* **GOAL**: Your task is to print all of the data word for word.

[Records from a data source]
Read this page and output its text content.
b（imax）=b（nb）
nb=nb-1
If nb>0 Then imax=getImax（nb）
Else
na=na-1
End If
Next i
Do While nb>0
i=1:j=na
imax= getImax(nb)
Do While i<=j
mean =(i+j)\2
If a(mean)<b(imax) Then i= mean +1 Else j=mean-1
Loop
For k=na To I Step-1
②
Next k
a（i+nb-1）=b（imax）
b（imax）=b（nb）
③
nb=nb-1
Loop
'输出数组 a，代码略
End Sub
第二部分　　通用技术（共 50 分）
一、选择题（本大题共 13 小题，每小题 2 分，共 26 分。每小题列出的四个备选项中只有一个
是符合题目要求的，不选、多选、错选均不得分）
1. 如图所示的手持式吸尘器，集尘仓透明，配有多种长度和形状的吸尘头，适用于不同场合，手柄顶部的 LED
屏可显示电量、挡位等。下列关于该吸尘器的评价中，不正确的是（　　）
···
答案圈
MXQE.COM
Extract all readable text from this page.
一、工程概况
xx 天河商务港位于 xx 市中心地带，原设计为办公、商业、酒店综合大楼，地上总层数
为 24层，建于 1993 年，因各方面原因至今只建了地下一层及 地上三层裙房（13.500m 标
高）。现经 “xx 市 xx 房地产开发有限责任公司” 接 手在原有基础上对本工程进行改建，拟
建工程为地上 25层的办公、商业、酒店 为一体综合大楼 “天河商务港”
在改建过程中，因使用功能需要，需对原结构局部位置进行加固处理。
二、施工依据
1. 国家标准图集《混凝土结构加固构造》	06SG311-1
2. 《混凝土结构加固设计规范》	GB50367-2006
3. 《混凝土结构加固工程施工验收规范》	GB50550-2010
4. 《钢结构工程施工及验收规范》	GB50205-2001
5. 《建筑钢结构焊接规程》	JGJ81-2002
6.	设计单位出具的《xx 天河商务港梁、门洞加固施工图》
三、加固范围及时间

* **TASK ANSWER**:
Read this page and output its text content.
b（imax）=b（nb）
nb=nb-1
If nb>0 Then imax=getImax（nb）
Else
na=na-1
End If
Next i
Do While nb>0
i=1:j=na
imax= getImax(nb)
Do While i<=j
mean =(i+j)\2
If a(mean)<b(imax) Then i= mean +1 Else j=mean-1
Loop
For k=na To I Step-1
②
Next k
a（i+nb-1）=b（imax）
b（imax）=b（nb）
③
nb=nb-1
Loop
'输出数组 a，代码略
End Sub
第二部分　　通用技术（共 50 分）
一、选择题（本大题共 13 小题，每小题 2 分，共 26 分。每小题列出的四个备选项中只有一个
是符合题目要求的，不选、多选、错选均不得分）
1. 如图所示的手持式吸尘器，集尘仓透明，配有多种长度和形状的吸尘头，适用于不同场合，手柄顶部的 LED
屏可显示电量、挡位等。下列关于该吸尘器的评价中，不正确的是（　　）
···
答案圈
MXQE.COM
Extract all readable text from this page.
一、工程概况
xx 天河商务港位于 xx 市中心地带，原设计为办公、商业、酒店综合大楼，地上总层数
为 24层，建于 1993 年，因各方面原因至今只建了地下一层及 地上三层裙房（13.500m 标
高）。现经 “xx 市 xx 房地产开发有限责任公司” 接 手在原有基础上对本工程进行改建，拟
建工程为地上 25层的办公、商业、酒店 为一体综合大楼 “天河商务港”
在改建过程中，因使用功能需要，需对原结构局部位置进行加固处理。
二、施工依据
1. 国家标准图集《混凝土结构加固构造》	06SG311-1
2. 《混凝土结构加固设计规范》	GB50367-2006
3. 《混凝土结构加固工程施工验收规范》	GB50550-2010
4. 《钢结构工程施工及验收规范》	GB50205-2001
5. 《建筑钢结构焊接规程》	JGJ81-2002
6.	设计单位出具的《xx 天河商务港梁、门洞加固施工图》
三、加固范围及时间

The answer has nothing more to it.